* _PROBLEM TO SOLVE_: Search the material for the string "vehicles", then report how many lines hold it, with no other text.

::: PROVIDED RECORDS :::

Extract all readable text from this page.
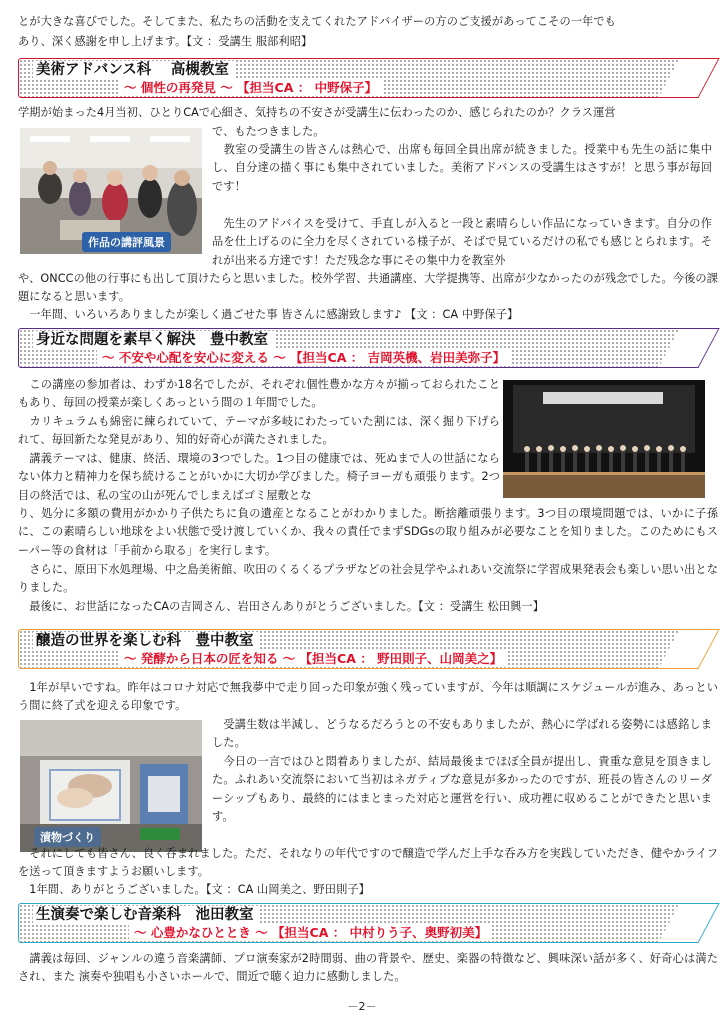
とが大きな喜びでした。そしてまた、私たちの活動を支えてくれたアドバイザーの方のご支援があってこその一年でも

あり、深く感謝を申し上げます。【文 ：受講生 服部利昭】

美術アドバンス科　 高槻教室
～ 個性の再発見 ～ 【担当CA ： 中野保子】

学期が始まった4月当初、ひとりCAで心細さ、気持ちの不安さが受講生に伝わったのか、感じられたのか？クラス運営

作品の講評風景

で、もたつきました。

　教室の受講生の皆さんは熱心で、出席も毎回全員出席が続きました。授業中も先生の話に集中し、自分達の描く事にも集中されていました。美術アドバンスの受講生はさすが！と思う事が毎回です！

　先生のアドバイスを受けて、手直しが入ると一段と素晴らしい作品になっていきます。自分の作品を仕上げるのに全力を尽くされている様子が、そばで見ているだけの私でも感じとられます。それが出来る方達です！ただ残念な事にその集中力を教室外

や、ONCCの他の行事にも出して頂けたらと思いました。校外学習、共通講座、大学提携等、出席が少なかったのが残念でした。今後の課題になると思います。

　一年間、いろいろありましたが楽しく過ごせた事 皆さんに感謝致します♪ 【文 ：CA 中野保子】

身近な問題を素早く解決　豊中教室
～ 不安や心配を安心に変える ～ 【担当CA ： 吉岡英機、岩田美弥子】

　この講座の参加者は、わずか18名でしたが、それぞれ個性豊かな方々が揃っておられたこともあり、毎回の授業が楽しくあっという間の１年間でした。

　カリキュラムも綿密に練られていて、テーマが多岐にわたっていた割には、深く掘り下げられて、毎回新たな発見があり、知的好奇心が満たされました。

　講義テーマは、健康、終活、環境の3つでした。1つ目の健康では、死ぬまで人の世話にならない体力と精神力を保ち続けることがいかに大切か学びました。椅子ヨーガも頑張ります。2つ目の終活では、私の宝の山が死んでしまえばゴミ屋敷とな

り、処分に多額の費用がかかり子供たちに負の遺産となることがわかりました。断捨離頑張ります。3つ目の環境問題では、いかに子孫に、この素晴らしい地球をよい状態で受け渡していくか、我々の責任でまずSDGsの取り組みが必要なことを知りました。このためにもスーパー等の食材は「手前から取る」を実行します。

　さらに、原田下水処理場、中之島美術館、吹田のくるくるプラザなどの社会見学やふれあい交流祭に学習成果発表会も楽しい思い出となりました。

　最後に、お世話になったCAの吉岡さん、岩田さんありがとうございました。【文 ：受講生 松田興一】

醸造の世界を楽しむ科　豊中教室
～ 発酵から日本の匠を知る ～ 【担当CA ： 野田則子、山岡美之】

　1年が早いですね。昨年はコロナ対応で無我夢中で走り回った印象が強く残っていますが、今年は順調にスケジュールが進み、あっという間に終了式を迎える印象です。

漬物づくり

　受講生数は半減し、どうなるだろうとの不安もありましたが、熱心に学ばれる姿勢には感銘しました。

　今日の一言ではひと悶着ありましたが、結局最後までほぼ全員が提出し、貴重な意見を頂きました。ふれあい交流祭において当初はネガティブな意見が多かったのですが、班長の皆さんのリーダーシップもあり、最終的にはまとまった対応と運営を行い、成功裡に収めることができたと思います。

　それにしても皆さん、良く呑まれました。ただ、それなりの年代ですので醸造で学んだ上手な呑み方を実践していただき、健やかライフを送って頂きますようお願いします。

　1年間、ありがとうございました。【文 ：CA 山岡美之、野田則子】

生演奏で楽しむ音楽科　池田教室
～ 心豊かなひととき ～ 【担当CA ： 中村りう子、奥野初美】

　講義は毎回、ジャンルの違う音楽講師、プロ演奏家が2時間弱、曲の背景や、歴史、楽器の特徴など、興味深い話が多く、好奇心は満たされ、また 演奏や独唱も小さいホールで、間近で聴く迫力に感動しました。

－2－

:::
::: PROVIDED RECORDS :::

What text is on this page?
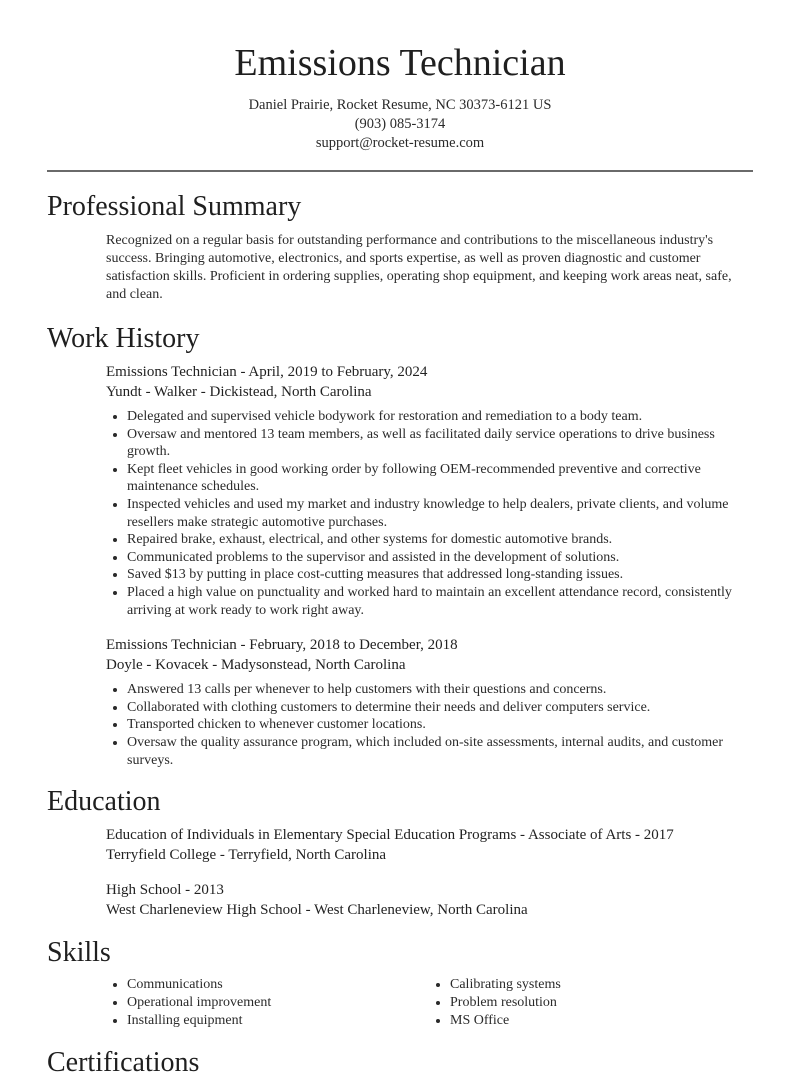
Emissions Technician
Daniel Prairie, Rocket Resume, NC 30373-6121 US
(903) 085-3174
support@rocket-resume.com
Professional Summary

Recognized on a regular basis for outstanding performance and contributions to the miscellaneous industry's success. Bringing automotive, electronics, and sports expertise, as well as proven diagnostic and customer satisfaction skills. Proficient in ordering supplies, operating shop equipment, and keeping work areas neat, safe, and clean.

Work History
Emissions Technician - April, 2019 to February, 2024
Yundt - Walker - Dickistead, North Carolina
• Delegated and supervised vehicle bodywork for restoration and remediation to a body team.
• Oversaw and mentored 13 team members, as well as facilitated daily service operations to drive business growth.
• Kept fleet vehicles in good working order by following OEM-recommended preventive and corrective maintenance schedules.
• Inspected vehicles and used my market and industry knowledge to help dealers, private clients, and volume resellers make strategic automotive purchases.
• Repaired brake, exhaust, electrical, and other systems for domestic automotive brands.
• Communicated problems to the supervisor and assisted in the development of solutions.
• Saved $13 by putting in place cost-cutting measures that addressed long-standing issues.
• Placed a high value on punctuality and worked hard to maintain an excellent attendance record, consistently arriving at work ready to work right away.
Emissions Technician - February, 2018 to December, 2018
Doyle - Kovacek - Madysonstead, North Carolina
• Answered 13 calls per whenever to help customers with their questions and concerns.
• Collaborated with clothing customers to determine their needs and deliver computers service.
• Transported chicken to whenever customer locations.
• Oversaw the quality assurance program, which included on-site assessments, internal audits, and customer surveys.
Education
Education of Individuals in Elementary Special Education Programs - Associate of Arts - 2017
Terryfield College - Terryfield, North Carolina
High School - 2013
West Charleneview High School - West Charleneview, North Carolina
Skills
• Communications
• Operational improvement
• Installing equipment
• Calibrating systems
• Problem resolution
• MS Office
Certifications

:::

* _RESPONSE TO THE TASK_: 2